Dataset items
^^^^^^^^

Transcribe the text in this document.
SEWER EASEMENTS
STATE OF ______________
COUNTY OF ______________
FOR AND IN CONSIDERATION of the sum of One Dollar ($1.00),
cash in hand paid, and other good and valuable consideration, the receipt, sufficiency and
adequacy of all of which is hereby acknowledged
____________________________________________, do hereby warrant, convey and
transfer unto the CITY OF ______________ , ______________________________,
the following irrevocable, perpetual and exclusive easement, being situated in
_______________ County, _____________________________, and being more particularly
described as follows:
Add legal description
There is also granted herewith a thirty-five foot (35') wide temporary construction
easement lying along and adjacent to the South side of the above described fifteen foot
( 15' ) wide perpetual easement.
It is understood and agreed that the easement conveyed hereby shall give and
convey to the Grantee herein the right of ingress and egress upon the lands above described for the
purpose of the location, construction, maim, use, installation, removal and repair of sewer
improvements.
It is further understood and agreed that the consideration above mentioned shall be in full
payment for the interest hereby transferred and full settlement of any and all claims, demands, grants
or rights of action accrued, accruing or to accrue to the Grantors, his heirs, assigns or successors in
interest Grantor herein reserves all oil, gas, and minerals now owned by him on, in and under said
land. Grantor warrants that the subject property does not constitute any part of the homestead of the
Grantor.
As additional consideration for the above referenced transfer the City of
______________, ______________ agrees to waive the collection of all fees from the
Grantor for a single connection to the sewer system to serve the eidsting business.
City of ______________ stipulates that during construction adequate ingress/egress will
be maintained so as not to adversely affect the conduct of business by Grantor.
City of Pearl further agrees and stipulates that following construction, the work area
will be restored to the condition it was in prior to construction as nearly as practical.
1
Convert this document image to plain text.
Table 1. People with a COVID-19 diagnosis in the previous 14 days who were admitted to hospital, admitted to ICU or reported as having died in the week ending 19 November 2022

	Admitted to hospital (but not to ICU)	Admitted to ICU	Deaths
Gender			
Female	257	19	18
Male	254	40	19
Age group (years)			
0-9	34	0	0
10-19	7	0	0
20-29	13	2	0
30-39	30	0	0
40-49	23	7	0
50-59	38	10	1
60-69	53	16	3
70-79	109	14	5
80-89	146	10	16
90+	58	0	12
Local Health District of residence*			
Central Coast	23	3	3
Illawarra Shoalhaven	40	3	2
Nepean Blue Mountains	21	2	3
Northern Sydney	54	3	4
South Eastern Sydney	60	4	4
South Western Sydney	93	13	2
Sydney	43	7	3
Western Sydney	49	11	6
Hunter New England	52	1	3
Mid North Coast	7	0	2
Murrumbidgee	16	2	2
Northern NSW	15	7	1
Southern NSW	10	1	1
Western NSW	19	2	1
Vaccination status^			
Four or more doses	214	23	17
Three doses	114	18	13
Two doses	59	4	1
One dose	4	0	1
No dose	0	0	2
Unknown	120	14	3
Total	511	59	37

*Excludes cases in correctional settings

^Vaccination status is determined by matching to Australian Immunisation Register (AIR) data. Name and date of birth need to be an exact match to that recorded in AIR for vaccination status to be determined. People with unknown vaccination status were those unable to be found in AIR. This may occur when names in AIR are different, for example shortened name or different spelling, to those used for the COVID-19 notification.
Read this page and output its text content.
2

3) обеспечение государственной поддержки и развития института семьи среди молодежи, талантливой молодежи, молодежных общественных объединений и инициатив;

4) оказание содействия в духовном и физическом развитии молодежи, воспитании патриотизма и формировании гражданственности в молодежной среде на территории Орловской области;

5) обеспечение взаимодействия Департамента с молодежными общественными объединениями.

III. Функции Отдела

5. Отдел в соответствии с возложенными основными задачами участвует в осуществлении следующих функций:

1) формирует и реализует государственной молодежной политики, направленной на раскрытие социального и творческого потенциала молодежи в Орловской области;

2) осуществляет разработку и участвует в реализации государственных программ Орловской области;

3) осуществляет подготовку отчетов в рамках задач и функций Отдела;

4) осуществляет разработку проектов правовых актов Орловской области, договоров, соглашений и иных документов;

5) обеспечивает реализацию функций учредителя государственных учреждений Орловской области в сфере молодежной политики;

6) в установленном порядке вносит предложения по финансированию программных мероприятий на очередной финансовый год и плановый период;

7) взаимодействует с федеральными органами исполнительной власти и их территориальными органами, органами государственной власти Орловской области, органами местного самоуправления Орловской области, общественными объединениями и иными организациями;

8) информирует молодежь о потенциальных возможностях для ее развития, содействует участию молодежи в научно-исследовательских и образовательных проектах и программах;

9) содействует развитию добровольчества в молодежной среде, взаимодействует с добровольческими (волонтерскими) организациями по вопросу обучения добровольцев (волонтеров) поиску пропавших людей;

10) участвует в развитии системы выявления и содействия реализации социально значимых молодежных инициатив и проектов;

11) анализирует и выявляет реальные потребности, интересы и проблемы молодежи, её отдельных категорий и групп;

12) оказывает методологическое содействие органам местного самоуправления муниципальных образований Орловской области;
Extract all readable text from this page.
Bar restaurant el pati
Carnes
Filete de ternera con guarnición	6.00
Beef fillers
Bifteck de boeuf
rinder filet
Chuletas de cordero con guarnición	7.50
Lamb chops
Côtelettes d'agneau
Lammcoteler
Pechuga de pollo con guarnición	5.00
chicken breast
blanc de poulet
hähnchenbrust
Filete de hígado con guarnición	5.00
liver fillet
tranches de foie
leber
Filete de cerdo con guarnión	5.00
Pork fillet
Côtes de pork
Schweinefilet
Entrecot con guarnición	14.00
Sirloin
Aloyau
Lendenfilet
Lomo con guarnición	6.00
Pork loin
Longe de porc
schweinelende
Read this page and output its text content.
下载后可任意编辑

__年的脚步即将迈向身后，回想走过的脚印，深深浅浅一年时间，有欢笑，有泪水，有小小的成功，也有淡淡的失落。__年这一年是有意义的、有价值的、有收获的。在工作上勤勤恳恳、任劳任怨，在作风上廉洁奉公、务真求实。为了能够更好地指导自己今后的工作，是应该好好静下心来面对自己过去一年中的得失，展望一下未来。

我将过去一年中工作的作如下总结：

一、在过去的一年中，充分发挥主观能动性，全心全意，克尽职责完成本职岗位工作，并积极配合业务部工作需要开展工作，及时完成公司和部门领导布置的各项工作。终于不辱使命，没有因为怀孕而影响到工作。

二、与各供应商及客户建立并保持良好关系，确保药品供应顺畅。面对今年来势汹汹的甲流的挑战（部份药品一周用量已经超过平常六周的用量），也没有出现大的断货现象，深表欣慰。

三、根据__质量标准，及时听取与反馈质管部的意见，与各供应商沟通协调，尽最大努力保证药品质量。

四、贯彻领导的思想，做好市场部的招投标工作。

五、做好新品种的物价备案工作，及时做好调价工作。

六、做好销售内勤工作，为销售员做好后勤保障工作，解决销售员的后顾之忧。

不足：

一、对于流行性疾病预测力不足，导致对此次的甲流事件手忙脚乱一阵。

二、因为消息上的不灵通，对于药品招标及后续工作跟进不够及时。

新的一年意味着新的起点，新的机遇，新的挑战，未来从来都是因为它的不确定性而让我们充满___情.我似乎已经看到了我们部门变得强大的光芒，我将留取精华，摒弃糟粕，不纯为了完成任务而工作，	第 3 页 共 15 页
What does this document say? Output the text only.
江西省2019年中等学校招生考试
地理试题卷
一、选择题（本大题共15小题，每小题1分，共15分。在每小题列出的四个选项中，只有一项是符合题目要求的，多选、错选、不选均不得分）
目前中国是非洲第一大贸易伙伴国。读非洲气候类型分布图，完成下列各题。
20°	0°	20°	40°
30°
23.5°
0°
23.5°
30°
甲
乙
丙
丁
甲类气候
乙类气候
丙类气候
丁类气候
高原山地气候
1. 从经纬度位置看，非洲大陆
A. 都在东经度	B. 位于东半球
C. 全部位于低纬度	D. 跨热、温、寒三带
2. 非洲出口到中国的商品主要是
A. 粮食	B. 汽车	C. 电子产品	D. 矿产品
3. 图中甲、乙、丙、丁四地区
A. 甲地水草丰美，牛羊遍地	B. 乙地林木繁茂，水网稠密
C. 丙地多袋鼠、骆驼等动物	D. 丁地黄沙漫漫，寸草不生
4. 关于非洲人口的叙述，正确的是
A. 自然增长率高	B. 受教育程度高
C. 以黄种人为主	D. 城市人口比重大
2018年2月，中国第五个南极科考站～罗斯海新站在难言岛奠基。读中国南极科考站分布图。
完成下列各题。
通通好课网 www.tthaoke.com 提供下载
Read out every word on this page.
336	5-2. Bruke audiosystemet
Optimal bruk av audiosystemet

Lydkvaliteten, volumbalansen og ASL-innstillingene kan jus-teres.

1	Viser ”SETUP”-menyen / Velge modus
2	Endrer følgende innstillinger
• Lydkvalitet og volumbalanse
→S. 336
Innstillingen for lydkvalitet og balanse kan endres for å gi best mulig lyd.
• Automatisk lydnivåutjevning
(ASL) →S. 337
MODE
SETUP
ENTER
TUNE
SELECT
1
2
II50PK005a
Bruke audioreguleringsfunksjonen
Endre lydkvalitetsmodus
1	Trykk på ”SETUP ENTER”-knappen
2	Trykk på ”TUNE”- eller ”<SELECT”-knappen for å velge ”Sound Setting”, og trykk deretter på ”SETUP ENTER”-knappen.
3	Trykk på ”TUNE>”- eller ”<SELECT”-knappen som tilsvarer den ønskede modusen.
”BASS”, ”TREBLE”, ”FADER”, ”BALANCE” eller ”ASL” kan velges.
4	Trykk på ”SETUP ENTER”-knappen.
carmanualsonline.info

^^^^^^^^

**Aim of the task**
Collect the lines of the records that include the string "full".

**Result of this task**
It is further understood and agreed that the consideration above mentioned shall be in full
payment for the interest hereby transferred and full settlement of any and all claims, demands, grants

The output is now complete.